» **Your goal**: Count the lines below that contain the string "axis", treating uppercase and lowercase as different, and reply with only the number.
===== Listed records
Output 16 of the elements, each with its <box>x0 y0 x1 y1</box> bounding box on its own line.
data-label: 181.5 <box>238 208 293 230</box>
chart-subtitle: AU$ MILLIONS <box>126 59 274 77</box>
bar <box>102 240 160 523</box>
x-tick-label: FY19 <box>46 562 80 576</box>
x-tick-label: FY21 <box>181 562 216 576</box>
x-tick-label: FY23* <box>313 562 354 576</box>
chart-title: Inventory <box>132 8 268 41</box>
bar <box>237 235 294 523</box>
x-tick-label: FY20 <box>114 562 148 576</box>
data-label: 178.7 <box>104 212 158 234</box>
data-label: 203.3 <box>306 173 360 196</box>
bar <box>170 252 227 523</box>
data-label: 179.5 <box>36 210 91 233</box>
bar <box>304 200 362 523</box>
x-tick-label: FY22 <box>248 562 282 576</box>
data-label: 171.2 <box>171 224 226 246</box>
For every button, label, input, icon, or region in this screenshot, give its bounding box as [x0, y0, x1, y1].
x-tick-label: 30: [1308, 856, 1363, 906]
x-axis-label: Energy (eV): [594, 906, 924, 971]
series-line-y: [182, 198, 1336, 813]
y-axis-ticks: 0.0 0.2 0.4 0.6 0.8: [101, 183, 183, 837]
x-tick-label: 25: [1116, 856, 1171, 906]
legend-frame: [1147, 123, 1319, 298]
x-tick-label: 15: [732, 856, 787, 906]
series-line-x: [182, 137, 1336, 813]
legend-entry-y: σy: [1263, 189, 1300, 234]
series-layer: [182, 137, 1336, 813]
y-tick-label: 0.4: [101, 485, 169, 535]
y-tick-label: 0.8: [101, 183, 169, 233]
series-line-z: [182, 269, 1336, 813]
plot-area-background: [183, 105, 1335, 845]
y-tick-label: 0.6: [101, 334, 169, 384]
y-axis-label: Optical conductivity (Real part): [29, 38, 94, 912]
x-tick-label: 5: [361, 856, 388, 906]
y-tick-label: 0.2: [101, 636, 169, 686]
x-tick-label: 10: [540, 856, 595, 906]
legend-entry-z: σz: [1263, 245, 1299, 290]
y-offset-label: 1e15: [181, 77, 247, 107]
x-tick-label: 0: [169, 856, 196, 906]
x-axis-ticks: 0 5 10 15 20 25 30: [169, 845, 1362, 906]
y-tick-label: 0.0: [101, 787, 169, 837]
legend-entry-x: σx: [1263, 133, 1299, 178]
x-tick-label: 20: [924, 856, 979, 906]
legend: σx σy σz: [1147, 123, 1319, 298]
==========
» **Task result**: 4